■ **Given text**:
*** Block opens ***
More concretely, we impute missing keypoints and apply time smoothing to pose estimates en-queued into a circular buffer. This is especially sensible when performing hi-speed frame acquisition.
The main impact to final quality comes from poor pose estimates generated from the source video. As valuable reference videos processed ahead of time, these should be corrected manually if necessary.
Streaming the inference results to the cloud, we generate a training corpus for our image-to-image translation models.
Then the main bottleneck to quickly producing one of these examples in in training the GANs.
This reference implementation was run for roughly 8 hours on a GTX 1080 GPU. We want to get training times down to 1-hour so we will need something quite different.
Next, we discuss some implementation choices to expedite the production of motion transfer examples in a live demo setting.
Yo Dawg, I heard you like to Transfer…
…So we’re gonna apply transfer learning to this motion transfer task.
In other words, having trained a motion transfer model for one target dancer, we can use this model as a warm starting point to fine tune models for other dancers in the same scene.
Our setup thus far takes a few seconds to acquire images before running inference at the edge and pushing the results to the cloud. This means we have one hour to fine tune a model restored from a checkpointed one trained over hours ahead of time on our demo setting from above.
Since we use identical but flawed pose estimates from before, the following examples shows the same ‘glitch’ behavior. This is easily corrected in source video ahead of the demo day.
The above examples used transfer learning from checkpoints already trained to produce reasonable motion transfer renditions in our demo and rooftop environments, respectively. The booth setting on the left trained in only one hour, however, the complex rendition on the right took considerably longer.
This means we can invite users into our booth and let them move through a full range of motion in front of our array of cameras and edgeTPUs for a few seconds.
This setup will be acquiring thousands of photos and running inference in real-time before streaming results to the cloud.
In the cloud, we run a server to train the GAN for our one hour time budget before sending a user video links to hosted renditions.
*** Block closes ***
■ **Data listing**:
*** Block opens ***
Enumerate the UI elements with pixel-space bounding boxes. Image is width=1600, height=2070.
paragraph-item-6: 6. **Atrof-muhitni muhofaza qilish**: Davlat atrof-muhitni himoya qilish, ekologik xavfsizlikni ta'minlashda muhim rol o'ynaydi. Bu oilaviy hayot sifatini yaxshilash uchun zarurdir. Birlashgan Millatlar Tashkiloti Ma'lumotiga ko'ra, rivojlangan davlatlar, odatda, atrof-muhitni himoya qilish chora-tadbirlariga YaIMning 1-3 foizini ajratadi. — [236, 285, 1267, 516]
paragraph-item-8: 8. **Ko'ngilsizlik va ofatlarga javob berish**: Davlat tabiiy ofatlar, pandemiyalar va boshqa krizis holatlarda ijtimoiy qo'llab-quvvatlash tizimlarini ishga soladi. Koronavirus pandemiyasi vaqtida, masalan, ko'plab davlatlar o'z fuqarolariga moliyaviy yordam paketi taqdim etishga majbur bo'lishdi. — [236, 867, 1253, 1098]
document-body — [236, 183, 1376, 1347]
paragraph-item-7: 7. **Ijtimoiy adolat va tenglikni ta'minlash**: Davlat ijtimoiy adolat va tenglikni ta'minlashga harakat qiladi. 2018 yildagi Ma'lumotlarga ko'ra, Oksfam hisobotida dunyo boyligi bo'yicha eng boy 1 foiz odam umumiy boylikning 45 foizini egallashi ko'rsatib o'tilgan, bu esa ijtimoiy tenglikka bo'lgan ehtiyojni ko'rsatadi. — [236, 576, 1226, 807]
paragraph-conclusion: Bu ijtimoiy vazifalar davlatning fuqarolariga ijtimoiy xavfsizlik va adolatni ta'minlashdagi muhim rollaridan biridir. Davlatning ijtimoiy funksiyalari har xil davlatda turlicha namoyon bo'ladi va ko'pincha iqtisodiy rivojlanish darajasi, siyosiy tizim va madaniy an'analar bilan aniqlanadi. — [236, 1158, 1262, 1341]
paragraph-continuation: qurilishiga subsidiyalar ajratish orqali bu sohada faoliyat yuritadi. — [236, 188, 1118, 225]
*** Block closes ***
■ **Tasks for this exercise**:
a - Answer these questions using the motion transfer text:
(i) Besides imputing missing keypoints, what is applied to the pose estimates en-queued into the circular buffer?
(ii) On what GPU was the reference implementation run, and for roughly how long?
(iii) Where does the server that trains the GAN within the one-hour time budget run?
b - Write out the motion transfer text from "Next, we discuss" to "setting from above.", inclusive, with no changes.

■ **Task responses**:
a -
(i) Time smoothing.
(ii) A GTX 1080 GPU, for roughly 8 hours.
(iii) In the cloud.

b -
Next, we discuss some implementation choices to expedite the production of motion transfer examples in a live demo setting.
Yo Dawg, I heard you like to Transfer…
…So we’re gonna apply transfer learning to this motion transfer task.
In other words, having trained a motion transfer model for one target dancer, we can use this model as a warm starting point to fine tune models for other dancers in the same scene.
Our setup thus far takes a few seconds to acquire images before running inference at the edge and pushing the results to the cloud. This means we have one hour to fine tune a model restored from a checkpointed one trained over hours ahead of time on our demo setting from above.